### Problem statement:
Copy each line of the listing below exactly.

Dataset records

↓

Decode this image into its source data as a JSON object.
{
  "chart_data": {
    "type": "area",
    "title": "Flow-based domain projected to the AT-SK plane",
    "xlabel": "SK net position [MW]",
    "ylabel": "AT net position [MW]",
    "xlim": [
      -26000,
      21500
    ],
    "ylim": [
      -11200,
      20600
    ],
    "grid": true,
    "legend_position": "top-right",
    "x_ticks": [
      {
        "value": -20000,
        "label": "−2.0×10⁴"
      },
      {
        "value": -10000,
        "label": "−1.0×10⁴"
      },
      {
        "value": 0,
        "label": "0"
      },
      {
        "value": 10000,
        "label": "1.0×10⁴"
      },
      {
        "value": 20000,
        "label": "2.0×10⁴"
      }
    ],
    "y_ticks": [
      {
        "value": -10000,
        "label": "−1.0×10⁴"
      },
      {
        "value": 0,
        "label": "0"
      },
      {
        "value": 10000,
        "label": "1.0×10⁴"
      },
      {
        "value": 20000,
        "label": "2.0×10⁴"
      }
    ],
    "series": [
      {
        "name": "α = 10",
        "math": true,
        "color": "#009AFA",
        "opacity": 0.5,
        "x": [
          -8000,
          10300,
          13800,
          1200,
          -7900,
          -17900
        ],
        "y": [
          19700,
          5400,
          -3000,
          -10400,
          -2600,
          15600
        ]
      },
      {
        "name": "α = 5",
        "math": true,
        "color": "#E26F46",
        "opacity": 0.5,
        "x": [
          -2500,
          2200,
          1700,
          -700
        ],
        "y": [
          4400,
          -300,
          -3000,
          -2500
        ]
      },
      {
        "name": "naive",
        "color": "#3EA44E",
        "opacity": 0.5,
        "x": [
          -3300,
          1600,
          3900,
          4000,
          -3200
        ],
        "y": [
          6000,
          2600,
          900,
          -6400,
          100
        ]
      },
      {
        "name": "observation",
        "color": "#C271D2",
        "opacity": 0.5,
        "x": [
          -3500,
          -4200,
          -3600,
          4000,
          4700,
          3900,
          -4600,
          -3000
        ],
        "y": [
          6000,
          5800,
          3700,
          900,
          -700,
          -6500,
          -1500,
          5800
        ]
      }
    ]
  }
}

↑

### Solution for this problem:
Decode this image into its source data as a JSON object.
{
  "chart_data": {
    "type": "area",
    "title": "Flow-based domain projected to the AT-SK plane",
    "xlabel": "SK net position [MW]",
    "ylabel": "AT net position [MW]",
    "xlim": [
      -26000,
      21500
    ],
    "ylim": [
      -11200,
      20600
    ],
    "grid": true,
    "legend_position": "top-right",
    "x_ticks": [
      {
        "value": -20000,
        "label": "−2.0×10⁴"
      },
      {
        "value": -10000,
        "label": "−1.0×10⁴"
      },
      {
        "value": 0,
        "label": "0"
      },
      {
        "value": 10000,
        "label": "1.0×10⁴"
      },
      {
        "value": 20000,
        "label": "2.0×10⁴"
      }
    ],
    "y_ticks": [
      {
        "value": -10000,
        "label": "−1.0×10⁴"
      },
      {
        "value": 0,
        "label": "0"
      },
      {
        "value": 10000,
        "label": "1.0×10⁴"
      },
      {
        "value": 20000,
        "label": "2.0×10⁴"
      }
    ],
    "series": [
      {
        "name": "α = 10",
        "math": true,
        "color": "#009AFA",
        "opacity": 0.5,
        "x": [
          -8000,
          10300,
          13800,
          1200,
          -7900,
          -17900
        ],
        "y": [
          19700,
          5400,
          -3000,
          -10400,
          -2600,
          15600
        ]
      },
      {
        "name": "α = 5",
        "math": true,
        "color": "#E26F46",
        "opacity": 0.5,
        "x": [
          -2500,
          2200,
          1700,
          -700
        ],
        "y": [
          4400,
          -300,
          -3000,
          -2500
        ]
      },
      {
        "name": "naive",
        "color": "#3EA44E",
        "opacity": 0.5,
        "x": [
          -3300,
          1600,
          3900,
          4000,
          -3200
        ],
        "y": [
          6000,
          2600,
          900,
          -6400,
          100
        ]
      },
      {
        "name": "observation",
        "color": "#C271D2",
        "opacity": 0.5,
        "x": [
          -3500,
          -4200,
          -3600,
          4000,
          4700,
          3900,
          -4600,
          -3000
        ],
        "y": [
          6000,
          5800,
          3700,
          900,
          -700,
          -6500,
          -1500,
          5800
        ]
      }
    ]
  }
}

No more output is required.